THE EXERCISE ->
Exactly as written, retype the listing below, omitting the pictures.

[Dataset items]
— begin —

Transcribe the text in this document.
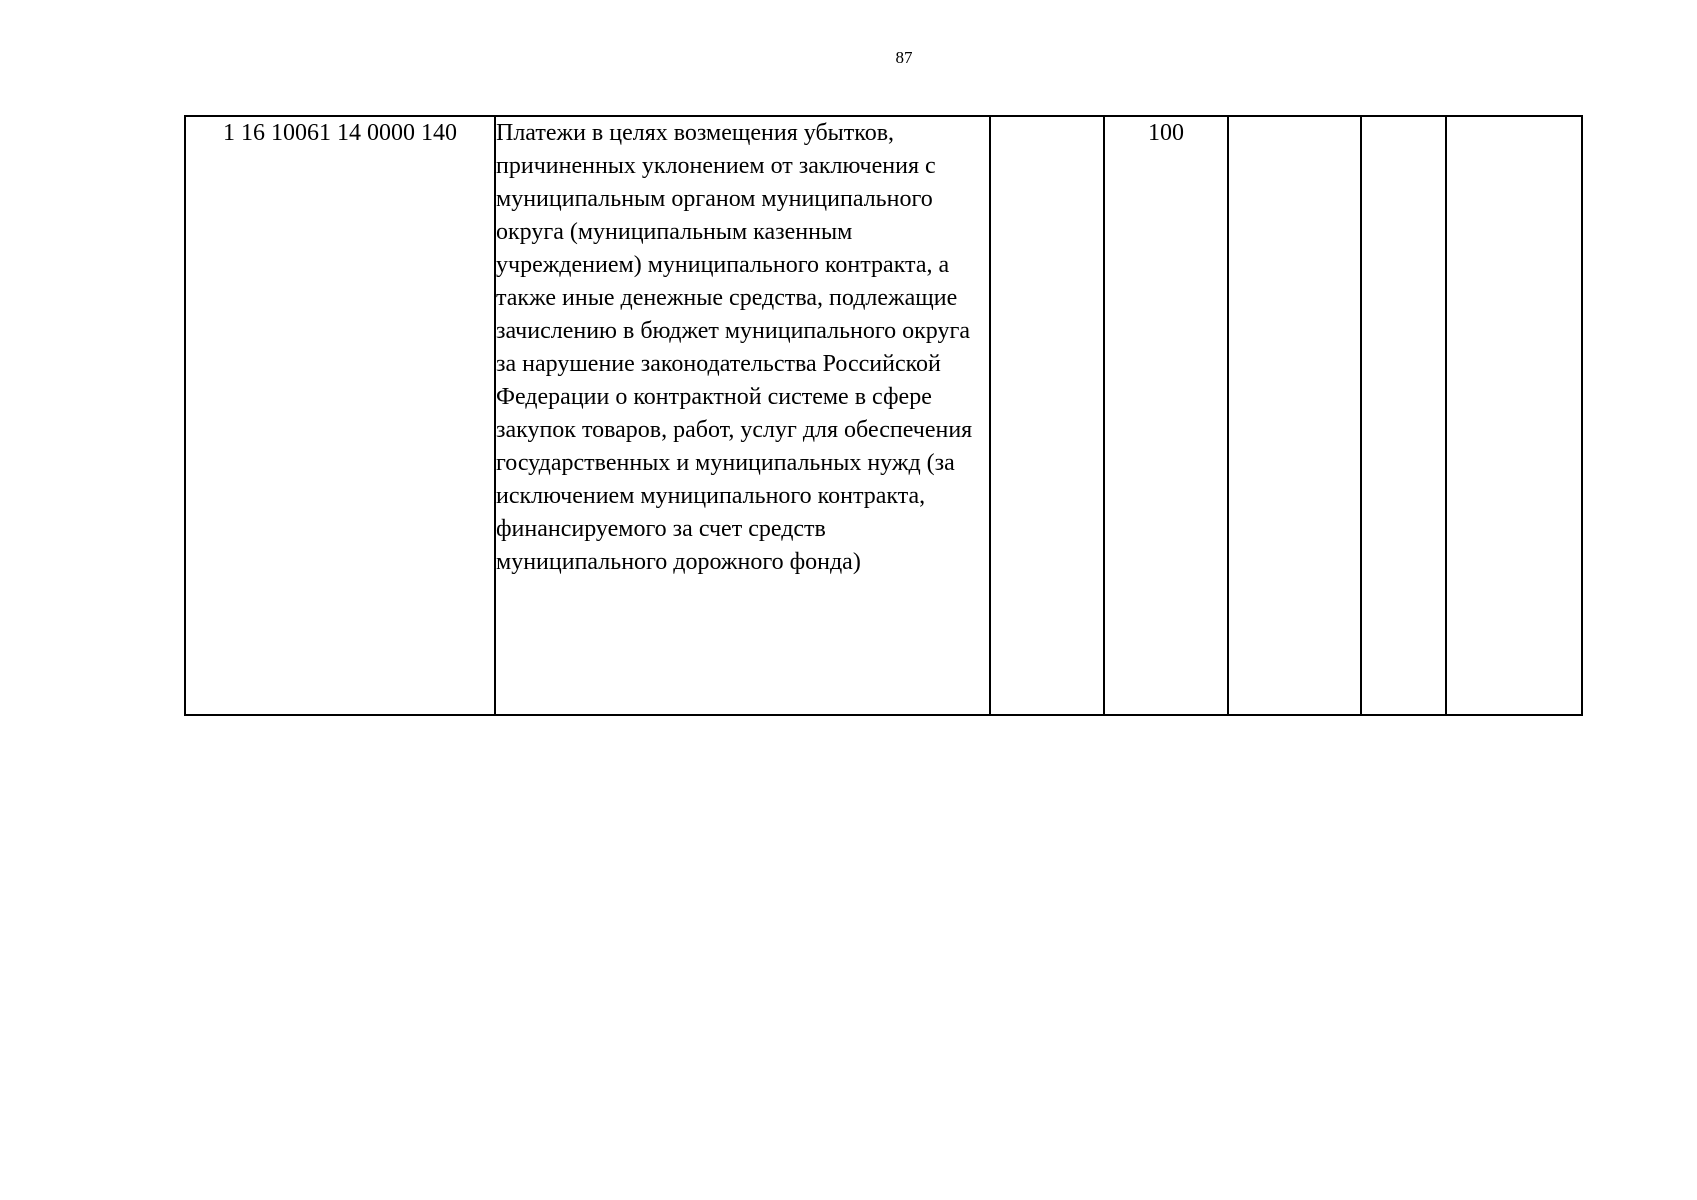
87
1 16 10061 14 0000 140	Платежи в целях возмещения убытков, причиненных уклонением от заключения с муниципальным органом муниципального округа (муниципальным казенным учреждением) муниципального контракта, а также иные денежные средства, подлежащие зачислению в бюджет муниципального округа за нарушение законодательства Российской Федерации о контрактной системе в сфере закупок товаров, работ, услуг для обеспечения государственных и муниципальных нужд (за исключением муниципального контракта, финансируемого за счет средств муниципального дорожного фонда)		100			
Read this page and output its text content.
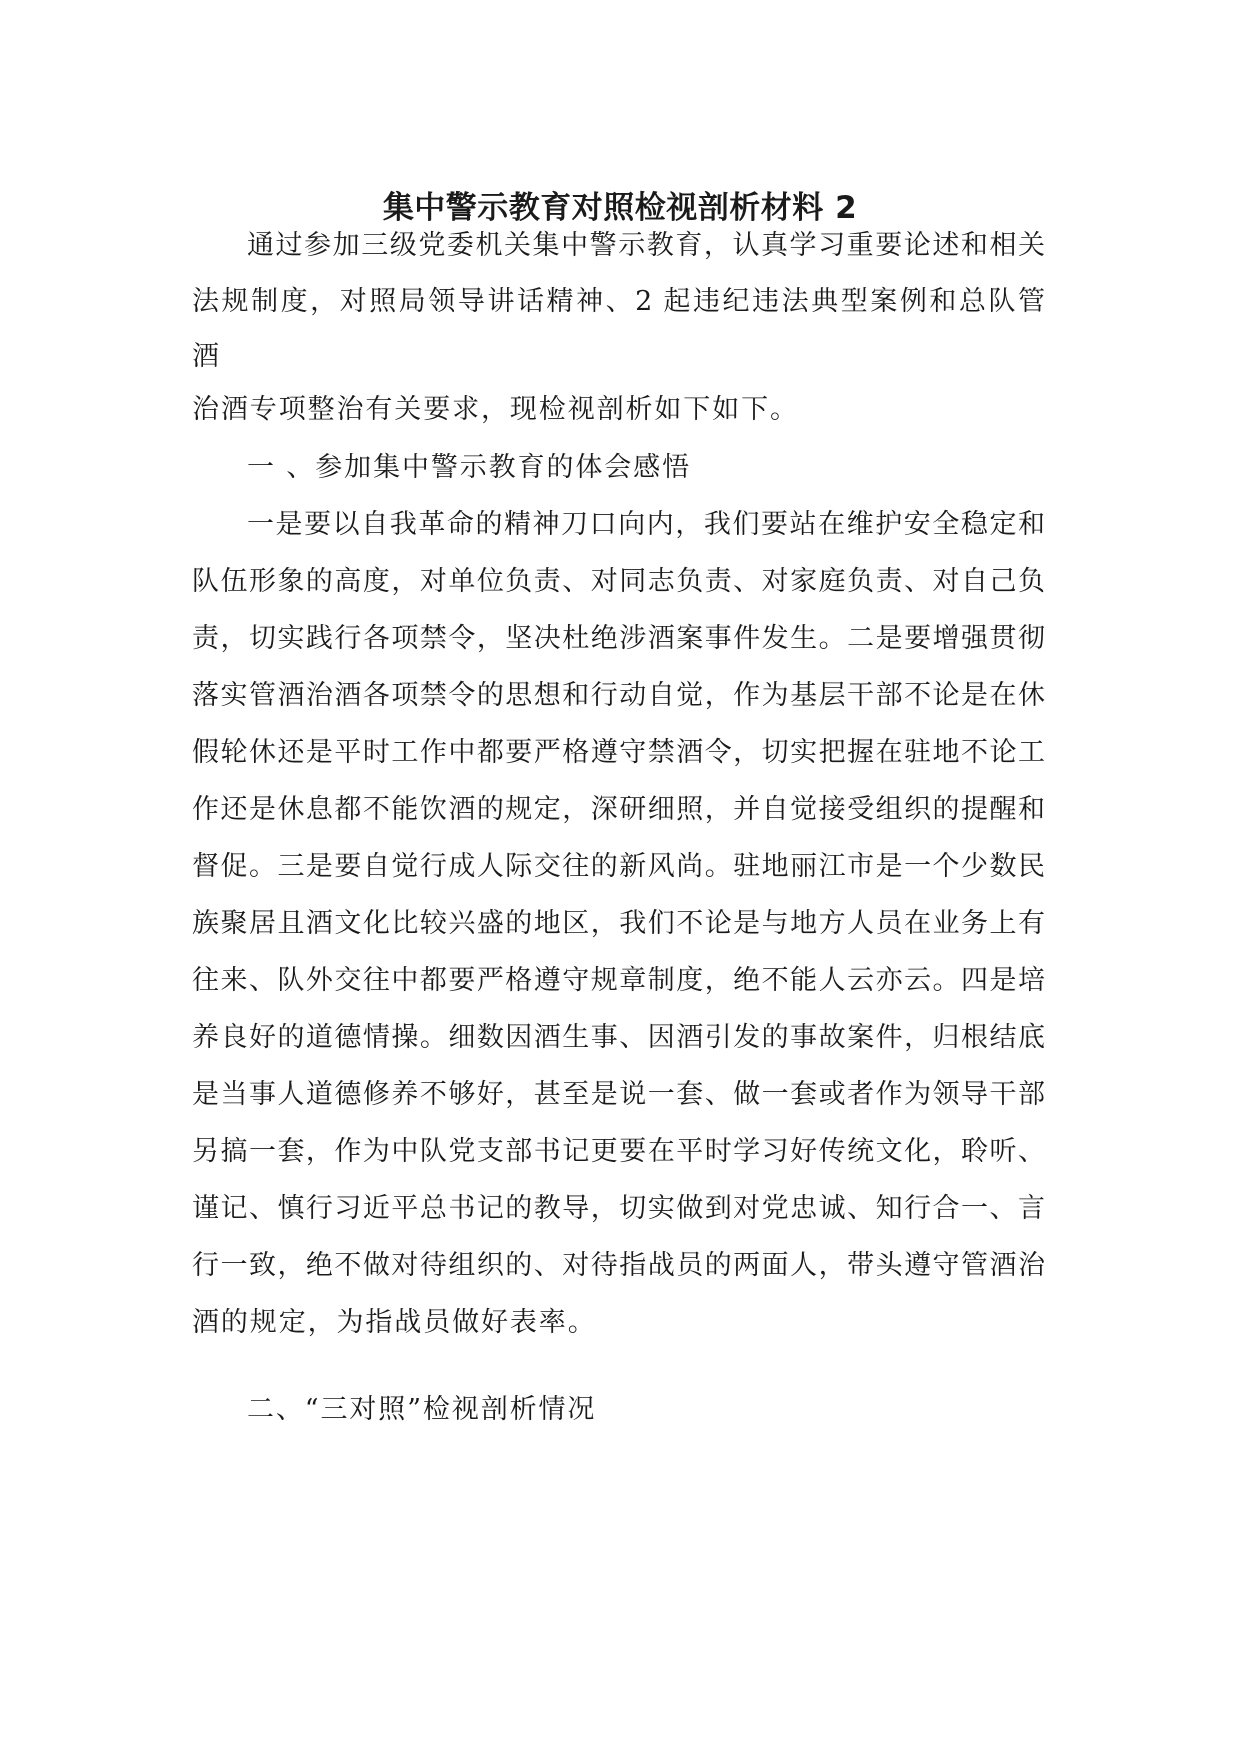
集中警示教育对照检视剖析材料 2
通过参加三级党委机关集中警示教育，认真学习重要论述和相关
法规制度，对照局领导讲话精神、2 起违纪违法典型案例和总队管
酒
治酒专项整治有关要求，现检视剖析如下如下。
一 、参加集中警示教育的体会感悟
一是要以自我革命的精神刀口向内，我们要站在维护安全稳定和
队伍形象的高度，对单位负责、对同志负责、对家庭负责、对自己负
责，切实践行各项禁令，坚决杜绝涉酒案事件发生。二是要增强贯彻
落实管酒治酒各项禁令的思想和行动自觉，作为基层干部不论是在休
假轮休还是平时工作中都要严格遵守禁酒令，切实把握在驻地不论工
作还是休息都不能饮酒的规定，深研细照，并自觉接受组织的提醒和
督促。三是要自觉行成人际交往的新风尚。驻地丽江市是一个少数民
族聚居且酒文化比较兴盛的地区，我们不论是与地方人员在业务上有
往来、队外交往中都要严格遵守规章制度，绝不能人云亦云。四是培
养良好的道德情操。细数因酒生事、因酒引发的事故案件，归根结底
是当事人道德修养不够好，甚至是说一套、做一套或者作为领导干部
另搞一套，作为中队党支部书记更要在平时学习好传统文化，聆听、
谨记、慎行习近平总书记的教导，切实做到对党忠诚、知行合一、言
行一致，绝不做对待组织的、对待指战员的两面人，带头遵守管酒治
酒的规定，为指战员做好表率。
二、“三对照”检视剖析情况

— end —

SOLUTION ->
Transcribe the text in this document.
87
1 16 10061 14 0000 140	Платежи в целях возмещения убытков, причиненных уклонением от заключения с муниципальным органом муниципального округа (муниципальным казенным учреждением) муниципального контракта, а также иные денежные средства, подлежащие зачислению в бюджет муниципального округа за нарушение законодательства Российской Федерации о контрактной системе в сфере закупок товаров, работ, услуг для обеспечения государственных и муниципальных нужд (за исключением муниципального контракта, финансируемого за счет средств муниципального дорожного фонда)		100			
Read this page and output its text content.
集中警示教育对照检视剖析材料 2
通过参加三级党委机关集中警示教育，认真学习重要论述和相关
法规制度，对照局领导讲话精神、2 起违纪违法典型案例和总队管
酒
治酒专项整治有关要求，现检视剖析如下如下。
一 、参加集中警示教育的体会感悟
一是要以自我革命的精神刀口向内，我们要站在维护安全稳定和
队伍形象的高度，对单位负责、对同志负责、对家庭负责、对自己负
责，切实践行各项禁令，坚决杜绝涉酒案事件发生。二是要增强贯彻
落实管酒治酒各项禁令的思想和行动自觉，作为基层干部不论是在休
假轮休还是平时工作中都要严格遵守禁酒令，切实把握在驻地不论工
作还是休息都不能饮酒的规定，深研细照，并自觉接受组织的提醒和
督促。三是要自觉行成人际交往的新风尚。驻地丽江市是一个少数民
族聚居且酒文化比较兴盛的地区，我们不论是与地方人员在业务上有
往来、队外交往中都要严格遵守规章制度，绝不能人云亦云。四是培
养良好的道德情操。细数因酒生事、因酒引发的事故案件，归根结底
是当事人道德修养不够好，甚至是说一套、做一套或者作为领导干部
另搞一套，作为中队党支部书记更要在平时学习好传统文化，聆听、
谨记、慎行习近平总书记的教导，切实做到对党忠诚、知行合一、言
行一致，绝不做对待组织的、对待指战员的两面人，带头遵守管酒治
酒的规定，为指战员做好表率。
二、“三对照”检视剖析情况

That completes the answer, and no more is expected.